Collection entries:
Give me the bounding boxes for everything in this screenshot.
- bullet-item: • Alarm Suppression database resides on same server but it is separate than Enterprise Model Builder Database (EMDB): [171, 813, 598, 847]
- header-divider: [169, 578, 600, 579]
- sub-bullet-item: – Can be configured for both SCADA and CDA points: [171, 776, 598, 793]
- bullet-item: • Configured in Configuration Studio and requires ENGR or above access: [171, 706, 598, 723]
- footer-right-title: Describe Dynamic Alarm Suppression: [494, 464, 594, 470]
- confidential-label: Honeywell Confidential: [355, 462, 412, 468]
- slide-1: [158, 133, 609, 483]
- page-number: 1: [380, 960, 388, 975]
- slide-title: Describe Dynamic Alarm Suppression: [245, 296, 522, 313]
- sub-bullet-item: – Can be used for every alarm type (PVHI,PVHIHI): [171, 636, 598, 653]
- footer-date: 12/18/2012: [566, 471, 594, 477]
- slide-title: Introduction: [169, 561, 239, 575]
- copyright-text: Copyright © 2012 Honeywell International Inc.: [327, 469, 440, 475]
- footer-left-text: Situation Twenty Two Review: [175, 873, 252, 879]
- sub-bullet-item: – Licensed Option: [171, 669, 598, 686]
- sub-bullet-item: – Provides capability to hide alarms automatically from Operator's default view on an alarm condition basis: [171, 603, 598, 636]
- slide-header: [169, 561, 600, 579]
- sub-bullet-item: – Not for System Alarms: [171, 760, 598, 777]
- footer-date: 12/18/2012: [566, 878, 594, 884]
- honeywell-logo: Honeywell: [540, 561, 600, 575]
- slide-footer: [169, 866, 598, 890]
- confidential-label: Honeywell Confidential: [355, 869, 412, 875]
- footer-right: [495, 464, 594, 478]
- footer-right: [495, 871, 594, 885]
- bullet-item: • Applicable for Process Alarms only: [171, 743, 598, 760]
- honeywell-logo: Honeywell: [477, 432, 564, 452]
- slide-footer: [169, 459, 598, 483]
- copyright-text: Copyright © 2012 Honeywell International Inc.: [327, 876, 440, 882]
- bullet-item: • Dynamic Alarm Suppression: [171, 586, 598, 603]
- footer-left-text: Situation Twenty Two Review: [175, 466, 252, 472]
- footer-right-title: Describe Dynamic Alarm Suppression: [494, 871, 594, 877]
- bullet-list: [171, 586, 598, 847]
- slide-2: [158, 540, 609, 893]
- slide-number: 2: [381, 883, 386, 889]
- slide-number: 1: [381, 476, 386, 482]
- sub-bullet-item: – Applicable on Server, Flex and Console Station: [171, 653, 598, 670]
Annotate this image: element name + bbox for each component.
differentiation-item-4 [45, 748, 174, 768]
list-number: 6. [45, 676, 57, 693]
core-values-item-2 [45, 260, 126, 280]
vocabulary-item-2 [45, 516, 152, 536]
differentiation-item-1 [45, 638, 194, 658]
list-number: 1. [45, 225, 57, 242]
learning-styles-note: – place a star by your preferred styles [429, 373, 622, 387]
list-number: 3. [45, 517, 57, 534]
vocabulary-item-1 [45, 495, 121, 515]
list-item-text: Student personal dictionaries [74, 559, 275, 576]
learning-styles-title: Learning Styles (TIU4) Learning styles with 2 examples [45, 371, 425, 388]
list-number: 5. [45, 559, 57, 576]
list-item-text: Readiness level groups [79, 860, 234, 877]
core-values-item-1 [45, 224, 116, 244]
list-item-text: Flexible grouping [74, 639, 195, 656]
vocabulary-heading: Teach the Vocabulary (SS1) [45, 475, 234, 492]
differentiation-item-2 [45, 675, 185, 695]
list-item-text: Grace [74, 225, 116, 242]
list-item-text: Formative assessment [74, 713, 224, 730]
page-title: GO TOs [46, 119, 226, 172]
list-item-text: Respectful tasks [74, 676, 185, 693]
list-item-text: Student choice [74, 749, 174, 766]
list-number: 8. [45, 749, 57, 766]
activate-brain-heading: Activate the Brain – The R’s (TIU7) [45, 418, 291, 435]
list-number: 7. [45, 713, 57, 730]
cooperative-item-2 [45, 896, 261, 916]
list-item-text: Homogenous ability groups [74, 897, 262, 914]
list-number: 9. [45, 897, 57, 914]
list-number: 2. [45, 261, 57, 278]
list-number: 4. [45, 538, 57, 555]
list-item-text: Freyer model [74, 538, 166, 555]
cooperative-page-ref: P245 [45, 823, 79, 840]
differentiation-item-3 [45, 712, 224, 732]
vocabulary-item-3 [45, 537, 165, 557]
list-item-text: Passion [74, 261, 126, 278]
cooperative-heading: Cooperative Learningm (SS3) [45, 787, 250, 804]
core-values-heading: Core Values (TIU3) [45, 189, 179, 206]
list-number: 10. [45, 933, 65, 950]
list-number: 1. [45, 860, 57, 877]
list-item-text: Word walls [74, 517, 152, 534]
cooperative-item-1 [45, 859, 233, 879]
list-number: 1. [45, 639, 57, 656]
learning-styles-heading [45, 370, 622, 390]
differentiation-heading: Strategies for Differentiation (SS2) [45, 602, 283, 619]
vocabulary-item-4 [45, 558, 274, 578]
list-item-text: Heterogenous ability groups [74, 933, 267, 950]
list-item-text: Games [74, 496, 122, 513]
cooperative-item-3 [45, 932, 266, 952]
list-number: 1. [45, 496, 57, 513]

> **EXERCISE REQUIREMENTS**:
Collect every line of the listing above that contains the word "International", matching case exactly.

> **SOLVED PROBLEM**:
- copyright-text: Copyright © 2012 Honeywell International Inc.: [327, 469, 440, 475]
- copyright-text: Copyright © 2012 Honeywell International Inc.: [327, 876, 440, 882]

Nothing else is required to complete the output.